## begin

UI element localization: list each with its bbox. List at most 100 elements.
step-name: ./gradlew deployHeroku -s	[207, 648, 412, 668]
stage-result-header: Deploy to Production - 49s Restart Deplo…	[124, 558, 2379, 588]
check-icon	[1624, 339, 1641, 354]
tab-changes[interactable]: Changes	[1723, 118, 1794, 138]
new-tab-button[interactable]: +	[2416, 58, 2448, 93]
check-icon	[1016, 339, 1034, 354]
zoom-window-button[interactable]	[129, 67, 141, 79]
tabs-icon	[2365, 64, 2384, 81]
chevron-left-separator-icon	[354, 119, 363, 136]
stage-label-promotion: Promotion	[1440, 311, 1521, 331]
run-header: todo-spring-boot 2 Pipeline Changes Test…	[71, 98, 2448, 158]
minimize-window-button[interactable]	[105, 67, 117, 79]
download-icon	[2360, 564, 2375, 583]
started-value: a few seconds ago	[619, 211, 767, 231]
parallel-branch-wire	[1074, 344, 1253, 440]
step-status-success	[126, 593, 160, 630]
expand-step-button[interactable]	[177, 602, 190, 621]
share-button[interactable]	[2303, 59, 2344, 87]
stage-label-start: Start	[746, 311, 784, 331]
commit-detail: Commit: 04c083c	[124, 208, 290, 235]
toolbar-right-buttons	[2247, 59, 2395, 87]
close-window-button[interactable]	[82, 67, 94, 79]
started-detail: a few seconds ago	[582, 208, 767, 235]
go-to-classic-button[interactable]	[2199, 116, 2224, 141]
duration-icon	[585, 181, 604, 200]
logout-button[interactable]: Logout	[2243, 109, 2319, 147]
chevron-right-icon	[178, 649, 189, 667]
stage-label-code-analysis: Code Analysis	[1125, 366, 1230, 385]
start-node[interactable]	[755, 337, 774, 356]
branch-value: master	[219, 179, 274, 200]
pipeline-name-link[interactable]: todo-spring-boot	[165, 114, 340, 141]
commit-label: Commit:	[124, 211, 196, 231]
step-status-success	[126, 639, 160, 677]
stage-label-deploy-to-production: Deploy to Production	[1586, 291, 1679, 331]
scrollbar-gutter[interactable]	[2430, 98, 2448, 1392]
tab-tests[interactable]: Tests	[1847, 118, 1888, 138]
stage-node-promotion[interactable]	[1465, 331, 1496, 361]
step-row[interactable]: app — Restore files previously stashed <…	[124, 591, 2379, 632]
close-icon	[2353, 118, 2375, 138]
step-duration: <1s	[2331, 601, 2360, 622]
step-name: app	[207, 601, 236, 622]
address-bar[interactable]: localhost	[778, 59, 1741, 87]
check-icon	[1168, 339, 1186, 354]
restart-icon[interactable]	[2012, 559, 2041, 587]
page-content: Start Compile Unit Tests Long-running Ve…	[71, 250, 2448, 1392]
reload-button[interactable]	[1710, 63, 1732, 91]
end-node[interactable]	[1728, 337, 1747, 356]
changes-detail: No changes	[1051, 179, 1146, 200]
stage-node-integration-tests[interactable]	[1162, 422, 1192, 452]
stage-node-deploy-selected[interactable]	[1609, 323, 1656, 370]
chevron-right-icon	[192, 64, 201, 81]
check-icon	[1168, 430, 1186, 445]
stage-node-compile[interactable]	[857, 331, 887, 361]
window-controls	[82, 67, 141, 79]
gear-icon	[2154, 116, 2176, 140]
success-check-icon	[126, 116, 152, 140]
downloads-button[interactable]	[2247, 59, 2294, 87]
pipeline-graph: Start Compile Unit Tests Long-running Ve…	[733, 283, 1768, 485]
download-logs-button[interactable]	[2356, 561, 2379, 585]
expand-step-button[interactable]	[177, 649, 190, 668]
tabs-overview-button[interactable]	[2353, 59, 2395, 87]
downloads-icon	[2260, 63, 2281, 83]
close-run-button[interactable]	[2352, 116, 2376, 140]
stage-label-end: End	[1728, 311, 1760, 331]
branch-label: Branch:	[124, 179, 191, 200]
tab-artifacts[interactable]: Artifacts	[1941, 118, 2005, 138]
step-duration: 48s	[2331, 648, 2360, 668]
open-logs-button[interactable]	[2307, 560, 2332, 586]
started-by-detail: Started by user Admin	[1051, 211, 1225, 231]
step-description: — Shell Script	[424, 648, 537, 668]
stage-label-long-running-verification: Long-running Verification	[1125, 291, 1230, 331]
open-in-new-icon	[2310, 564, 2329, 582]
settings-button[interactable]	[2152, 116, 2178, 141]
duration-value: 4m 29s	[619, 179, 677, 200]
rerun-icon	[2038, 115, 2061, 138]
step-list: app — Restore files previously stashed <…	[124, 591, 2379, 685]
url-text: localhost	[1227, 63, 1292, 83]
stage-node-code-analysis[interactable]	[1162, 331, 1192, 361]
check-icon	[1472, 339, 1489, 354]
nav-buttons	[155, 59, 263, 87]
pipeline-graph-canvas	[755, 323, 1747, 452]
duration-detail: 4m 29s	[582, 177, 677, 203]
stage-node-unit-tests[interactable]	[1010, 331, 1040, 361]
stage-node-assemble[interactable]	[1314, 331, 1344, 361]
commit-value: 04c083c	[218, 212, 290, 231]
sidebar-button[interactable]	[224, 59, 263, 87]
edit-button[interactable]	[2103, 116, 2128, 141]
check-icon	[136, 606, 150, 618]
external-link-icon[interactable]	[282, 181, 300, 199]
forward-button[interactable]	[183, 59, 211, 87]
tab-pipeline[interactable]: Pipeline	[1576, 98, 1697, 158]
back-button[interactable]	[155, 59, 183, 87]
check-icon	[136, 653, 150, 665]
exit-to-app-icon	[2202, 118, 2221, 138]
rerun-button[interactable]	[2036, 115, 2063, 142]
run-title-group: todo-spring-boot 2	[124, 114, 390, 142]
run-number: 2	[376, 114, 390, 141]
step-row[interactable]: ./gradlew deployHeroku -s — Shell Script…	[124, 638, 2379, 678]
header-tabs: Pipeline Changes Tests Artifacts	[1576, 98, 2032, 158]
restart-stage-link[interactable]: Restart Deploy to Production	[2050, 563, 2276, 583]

## end

Recast the records, from the first line through the line containing "started-value: a few", as a JSON list of strings with one string per line. Leave out blank lines.

[
  "UI element localization: list each with its bbox. List at most 100 elements.",
  "step-name: ./gradlew deployHeroku -s\t[207, 648, 412, 668]",
  "stage-result-header: Deploy to Production - 49s Restart Deplo…\t[124, 558, 2379, 588]",
  "check-icon\t[1624, 339, 1641, 354]",
  "tab-changes[interactable]: Changes\t[1723, 118, 1794, 138]",
  "new-tab-button[interactable]: +\t[2416, 58, 2448, 93]",
  "check-icon\t[1016, 339, 1034, 354]",
  "zoom-window-button[interactable]\t[129, 67, 141, 79]",
  "tabs-icon\t[2365, 64, 2384, 81]",
  "chevron-left-separator-icon\t[354, 119, 363, 136]",
  "stage-label-promotion: Promotion\t[1440, 311, 1521, 331]",
  "run-header: todo-spring-boot 2 Pipeline Changes Test…\t[71, 98, 2448, 158]",
  "minimize-window-button[interactable]\t[105, 67, 117, 79]",
  "download-icon\t[2360, 564, 2375, 583]",
  "started-value: a few seconds ago\t[619, 211, 767, 231]"
]